* _DATA_:
============================================================

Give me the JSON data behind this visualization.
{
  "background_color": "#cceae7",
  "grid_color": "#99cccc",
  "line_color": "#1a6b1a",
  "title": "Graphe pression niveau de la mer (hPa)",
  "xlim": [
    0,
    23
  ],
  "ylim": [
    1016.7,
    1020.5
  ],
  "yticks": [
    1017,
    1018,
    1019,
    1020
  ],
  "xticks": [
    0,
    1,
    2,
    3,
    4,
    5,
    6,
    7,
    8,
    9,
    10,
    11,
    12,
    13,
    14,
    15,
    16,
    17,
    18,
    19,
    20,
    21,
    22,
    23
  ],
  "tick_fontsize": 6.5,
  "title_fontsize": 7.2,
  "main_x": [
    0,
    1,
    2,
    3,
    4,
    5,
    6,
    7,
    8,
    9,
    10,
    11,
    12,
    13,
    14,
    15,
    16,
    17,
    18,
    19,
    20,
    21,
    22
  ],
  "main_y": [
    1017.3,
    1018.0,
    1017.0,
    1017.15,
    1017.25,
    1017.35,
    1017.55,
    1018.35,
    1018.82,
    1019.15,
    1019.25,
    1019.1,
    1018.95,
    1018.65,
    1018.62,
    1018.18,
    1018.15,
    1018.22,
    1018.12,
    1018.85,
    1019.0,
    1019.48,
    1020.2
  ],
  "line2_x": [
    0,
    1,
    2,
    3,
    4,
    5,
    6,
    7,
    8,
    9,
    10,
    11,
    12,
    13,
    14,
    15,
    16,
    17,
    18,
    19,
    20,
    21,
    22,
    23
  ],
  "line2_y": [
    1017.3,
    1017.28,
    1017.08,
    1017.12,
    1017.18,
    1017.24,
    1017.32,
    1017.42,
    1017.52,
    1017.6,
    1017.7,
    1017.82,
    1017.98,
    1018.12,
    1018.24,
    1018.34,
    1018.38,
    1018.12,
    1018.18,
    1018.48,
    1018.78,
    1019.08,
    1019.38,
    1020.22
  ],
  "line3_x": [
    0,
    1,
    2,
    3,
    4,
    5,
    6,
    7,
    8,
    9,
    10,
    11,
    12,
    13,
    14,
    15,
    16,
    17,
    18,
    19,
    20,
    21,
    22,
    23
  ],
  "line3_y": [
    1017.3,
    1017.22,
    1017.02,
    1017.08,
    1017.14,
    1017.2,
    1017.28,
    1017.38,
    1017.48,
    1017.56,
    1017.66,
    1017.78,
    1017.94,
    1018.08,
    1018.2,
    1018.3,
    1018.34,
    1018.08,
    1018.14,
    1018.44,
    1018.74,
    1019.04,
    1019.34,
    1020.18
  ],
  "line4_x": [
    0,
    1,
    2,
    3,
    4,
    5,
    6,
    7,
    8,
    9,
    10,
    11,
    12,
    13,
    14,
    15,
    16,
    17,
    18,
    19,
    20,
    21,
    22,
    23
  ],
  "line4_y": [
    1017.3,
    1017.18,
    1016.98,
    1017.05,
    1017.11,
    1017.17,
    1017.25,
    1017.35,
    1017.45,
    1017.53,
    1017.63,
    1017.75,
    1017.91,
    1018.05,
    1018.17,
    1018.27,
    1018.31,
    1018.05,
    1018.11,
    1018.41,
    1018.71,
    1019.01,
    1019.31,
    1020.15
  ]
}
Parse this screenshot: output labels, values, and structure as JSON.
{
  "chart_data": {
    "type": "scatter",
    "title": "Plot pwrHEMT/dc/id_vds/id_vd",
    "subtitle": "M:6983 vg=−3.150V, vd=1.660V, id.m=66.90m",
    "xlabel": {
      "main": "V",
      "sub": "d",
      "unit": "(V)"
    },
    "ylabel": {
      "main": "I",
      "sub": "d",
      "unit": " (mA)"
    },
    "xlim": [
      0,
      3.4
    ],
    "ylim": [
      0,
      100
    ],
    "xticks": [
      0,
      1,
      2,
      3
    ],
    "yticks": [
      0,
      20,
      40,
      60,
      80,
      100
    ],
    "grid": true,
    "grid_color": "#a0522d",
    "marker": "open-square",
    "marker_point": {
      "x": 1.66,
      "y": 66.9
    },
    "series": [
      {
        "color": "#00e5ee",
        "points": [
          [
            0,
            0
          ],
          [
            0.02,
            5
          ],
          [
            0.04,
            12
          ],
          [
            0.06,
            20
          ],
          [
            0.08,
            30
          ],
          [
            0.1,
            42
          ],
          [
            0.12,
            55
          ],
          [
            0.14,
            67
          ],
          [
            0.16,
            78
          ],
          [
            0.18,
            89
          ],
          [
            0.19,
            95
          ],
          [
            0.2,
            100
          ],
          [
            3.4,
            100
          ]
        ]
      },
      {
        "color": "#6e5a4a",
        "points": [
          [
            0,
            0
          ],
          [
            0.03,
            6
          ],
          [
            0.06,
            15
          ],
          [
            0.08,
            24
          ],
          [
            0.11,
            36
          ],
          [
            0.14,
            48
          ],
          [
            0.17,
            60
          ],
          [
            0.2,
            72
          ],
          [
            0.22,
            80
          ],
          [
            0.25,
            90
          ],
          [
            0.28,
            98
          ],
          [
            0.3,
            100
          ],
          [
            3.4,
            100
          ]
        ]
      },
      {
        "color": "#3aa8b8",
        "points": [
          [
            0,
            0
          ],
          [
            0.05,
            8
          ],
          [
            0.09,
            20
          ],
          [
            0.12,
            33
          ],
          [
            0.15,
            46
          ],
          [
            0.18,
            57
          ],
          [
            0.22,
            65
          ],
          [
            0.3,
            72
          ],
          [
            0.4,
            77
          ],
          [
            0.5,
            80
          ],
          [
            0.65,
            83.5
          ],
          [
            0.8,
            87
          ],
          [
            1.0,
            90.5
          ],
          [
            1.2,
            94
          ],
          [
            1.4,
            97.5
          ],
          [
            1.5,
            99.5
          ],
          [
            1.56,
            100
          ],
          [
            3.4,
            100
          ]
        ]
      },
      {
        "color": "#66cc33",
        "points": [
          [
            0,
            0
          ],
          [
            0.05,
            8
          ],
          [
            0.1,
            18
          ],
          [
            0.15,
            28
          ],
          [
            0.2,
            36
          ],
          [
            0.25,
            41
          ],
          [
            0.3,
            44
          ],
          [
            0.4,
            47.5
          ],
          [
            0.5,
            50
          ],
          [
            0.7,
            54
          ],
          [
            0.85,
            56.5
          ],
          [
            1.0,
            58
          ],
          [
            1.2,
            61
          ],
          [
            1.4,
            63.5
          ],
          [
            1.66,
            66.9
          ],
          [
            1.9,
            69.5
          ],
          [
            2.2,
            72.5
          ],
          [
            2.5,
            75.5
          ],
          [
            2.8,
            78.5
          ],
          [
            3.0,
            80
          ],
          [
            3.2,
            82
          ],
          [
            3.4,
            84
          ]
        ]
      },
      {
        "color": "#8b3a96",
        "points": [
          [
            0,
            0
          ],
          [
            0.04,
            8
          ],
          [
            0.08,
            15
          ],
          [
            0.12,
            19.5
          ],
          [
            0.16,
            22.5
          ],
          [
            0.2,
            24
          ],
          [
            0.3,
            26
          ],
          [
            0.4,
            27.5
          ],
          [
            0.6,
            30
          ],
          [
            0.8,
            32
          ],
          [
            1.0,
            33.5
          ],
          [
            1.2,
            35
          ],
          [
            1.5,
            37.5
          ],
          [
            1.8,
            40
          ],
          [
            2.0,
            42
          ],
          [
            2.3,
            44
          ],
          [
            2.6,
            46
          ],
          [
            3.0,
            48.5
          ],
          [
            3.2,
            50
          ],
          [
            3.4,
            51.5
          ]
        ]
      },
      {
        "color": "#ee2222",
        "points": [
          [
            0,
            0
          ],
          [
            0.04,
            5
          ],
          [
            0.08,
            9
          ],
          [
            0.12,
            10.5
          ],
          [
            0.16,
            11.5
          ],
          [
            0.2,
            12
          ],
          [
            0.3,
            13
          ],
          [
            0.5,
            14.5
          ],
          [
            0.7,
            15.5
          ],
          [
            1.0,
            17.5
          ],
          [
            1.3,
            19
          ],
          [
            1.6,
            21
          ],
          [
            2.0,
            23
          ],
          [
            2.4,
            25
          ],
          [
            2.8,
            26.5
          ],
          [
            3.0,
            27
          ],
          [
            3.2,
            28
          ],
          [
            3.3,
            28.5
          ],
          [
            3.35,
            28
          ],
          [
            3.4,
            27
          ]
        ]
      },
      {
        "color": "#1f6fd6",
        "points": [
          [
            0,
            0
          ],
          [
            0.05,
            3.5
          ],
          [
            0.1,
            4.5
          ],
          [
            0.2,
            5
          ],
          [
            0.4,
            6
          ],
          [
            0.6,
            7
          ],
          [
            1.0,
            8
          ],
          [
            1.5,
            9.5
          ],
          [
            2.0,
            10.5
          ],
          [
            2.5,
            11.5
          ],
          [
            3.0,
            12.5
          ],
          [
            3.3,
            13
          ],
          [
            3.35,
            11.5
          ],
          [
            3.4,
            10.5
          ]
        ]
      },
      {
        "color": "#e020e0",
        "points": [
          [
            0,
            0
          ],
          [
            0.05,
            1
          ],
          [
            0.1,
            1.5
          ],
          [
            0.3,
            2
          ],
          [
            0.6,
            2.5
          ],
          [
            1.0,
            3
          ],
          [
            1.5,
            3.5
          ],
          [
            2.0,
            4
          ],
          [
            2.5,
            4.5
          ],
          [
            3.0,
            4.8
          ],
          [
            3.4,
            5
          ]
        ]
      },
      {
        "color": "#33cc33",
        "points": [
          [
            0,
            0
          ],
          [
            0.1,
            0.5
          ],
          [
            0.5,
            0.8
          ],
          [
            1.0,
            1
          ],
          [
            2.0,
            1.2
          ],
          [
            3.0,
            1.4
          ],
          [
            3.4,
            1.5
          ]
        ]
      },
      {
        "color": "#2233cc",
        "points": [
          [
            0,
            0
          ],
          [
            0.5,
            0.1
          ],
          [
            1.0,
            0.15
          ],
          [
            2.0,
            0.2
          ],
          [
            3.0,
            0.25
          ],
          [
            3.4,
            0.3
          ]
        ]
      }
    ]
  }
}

============================================================

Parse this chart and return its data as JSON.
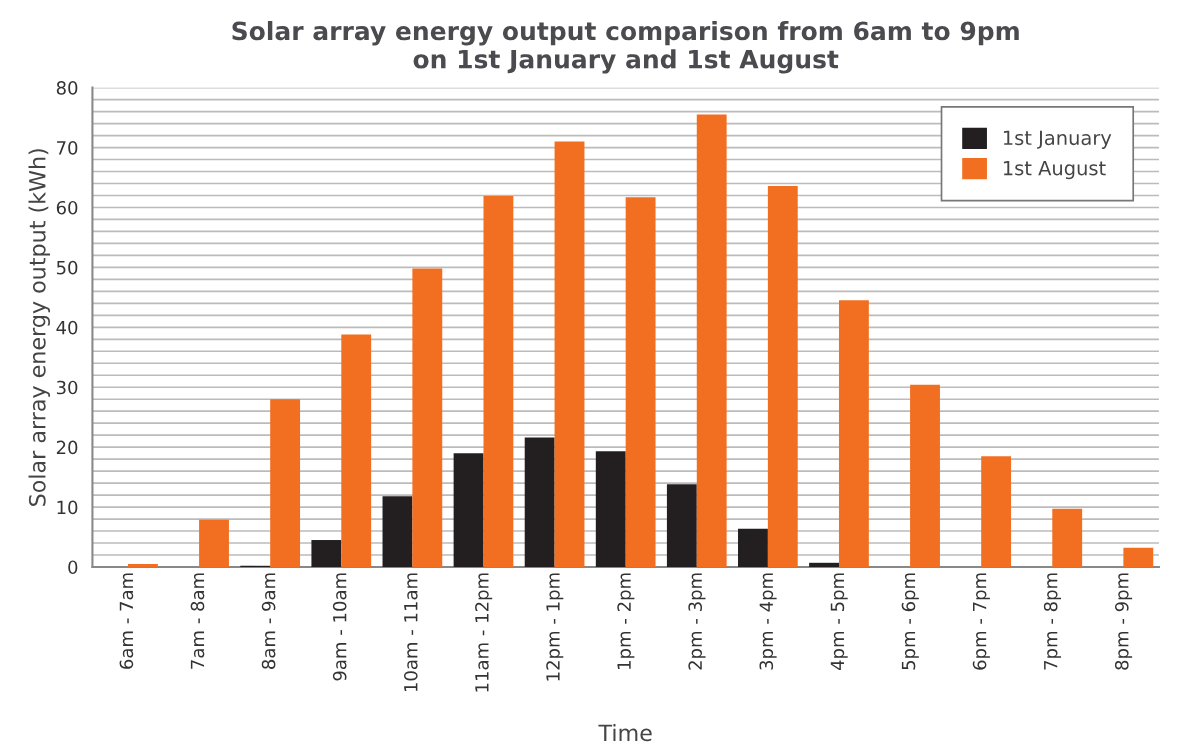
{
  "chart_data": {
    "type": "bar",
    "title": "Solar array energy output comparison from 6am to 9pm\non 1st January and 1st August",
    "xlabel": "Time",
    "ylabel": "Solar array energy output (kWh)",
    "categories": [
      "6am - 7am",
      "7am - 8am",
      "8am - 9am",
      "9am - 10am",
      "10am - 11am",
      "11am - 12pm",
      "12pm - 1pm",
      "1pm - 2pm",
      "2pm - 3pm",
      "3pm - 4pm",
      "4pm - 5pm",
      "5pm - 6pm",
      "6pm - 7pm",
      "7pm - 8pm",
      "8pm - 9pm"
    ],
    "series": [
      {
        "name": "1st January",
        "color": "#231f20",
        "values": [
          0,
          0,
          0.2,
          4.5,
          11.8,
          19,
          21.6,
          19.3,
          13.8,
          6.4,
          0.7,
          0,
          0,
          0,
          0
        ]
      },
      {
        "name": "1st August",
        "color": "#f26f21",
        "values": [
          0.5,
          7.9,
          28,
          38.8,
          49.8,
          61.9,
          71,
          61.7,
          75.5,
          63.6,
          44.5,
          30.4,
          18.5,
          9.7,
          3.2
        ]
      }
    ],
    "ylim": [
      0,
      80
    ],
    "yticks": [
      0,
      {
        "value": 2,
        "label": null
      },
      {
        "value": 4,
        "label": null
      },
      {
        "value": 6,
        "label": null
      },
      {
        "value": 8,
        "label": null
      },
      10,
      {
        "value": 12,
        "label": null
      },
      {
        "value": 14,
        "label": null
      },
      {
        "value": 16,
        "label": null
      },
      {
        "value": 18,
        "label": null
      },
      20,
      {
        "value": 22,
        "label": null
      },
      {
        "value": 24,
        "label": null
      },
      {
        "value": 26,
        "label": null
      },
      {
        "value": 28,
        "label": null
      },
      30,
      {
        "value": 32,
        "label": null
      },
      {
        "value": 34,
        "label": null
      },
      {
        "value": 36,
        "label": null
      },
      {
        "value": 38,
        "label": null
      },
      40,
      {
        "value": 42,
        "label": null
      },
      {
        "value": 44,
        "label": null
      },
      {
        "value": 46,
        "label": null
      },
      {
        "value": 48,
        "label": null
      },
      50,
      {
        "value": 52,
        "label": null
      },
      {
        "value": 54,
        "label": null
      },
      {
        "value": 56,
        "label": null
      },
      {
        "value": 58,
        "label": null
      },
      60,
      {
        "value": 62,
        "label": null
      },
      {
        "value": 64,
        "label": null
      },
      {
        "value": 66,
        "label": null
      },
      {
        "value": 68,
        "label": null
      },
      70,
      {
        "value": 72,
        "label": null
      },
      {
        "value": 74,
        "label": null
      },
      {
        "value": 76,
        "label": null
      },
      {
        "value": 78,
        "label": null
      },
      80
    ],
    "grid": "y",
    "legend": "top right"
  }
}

============================================================

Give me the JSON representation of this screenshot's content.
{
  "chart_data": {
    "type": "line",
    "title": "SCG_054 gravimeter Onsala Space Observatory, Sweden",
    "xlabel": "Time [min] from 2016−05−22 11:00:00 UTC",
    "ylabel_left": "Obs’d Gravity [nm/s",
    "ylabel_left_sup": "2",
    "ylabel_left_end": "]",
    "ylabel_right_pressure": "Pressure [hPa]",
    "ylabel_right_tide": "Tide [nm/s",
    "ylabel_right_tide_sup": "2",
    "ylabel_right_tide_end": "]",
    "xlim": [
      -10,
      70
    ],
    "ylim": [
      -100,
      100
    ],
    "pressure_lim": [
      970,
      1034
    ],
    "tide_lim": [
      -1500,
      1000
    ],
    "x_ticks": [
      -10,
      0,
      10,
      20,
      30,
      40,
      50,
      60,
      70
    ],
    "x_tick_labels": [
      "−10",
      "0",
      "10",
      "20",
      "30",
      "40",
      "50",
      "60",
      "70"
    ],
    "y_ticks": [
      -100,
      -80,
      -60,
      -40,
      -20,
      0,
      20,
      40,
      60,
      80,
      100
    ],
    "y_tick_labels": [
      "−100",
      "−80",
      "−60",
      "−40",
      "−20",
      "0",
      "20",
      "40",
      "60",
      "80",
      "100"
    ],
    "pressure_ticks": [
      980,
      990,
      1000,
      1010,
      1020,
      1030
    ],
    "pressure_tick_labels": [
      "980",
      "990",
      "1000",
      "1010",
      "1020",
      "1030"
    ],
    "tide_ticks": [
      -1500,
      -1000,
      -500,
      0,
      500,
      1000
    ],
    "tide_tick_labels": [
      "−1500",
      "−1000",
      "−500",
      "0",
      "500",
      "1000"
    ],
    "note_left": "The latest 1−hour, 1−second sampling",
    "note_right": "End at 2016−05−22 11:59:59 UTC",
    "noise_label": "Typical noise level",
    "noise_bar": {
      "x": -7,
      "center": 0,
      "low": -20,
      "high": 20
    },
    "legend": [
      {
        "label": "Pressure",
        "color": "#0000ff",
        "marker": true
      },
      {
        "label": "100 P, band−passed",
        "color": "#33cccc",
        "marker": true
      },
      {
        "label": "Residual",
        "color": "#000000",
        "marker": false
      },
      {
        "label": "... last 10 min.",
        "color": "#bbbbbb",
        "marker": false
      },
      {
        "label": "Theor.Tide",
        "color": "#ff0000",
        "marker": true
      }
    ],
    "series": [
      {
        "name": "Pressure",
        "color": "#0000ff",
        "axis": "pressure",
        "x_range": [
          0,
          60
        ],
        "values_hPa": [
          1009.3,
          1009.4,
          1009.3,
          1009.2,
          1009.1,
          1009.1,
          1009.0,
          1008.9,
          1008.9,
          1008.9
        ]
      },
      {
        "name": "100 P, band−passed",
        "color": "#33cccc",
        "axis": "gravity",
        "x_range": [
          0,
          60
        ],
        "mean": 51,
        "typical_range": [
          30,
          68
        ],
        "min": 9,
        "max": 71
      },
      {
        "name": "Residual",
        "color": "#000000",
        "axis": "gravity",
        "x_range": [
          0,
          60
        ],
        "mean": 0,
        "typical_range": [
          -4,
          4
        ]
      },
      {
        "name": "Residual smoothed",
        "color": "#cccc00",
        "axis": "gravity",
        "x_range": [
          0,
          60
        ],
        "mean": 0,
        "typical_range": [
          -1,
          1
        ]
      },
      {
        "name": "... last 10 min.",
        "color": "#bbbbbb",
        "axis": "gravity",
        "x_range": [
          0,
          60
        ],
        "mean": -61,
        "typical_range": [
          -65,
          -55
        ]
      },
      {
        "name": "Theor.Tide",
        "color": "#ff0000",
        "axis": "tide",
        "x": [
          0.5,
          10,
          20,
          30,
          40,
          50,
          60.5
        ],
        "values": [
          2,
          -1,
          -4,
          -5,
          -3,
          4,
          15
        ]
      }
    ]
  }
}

============================================================

* _WHAT YOU NEED TO DO_:
Look through the listing and extract every line with "name" in it.

* _RESPONSE FOR THIS EXERCISE_:
        "name": "1st January",
        "name": "1st August",
        "name": "Pressure",
        "name": "100 P, band−passed",
        "name": "Residual",
        "name": "Residual smoothed",
        "name": "... last 10 min.",
        "name": "Theor.Tide",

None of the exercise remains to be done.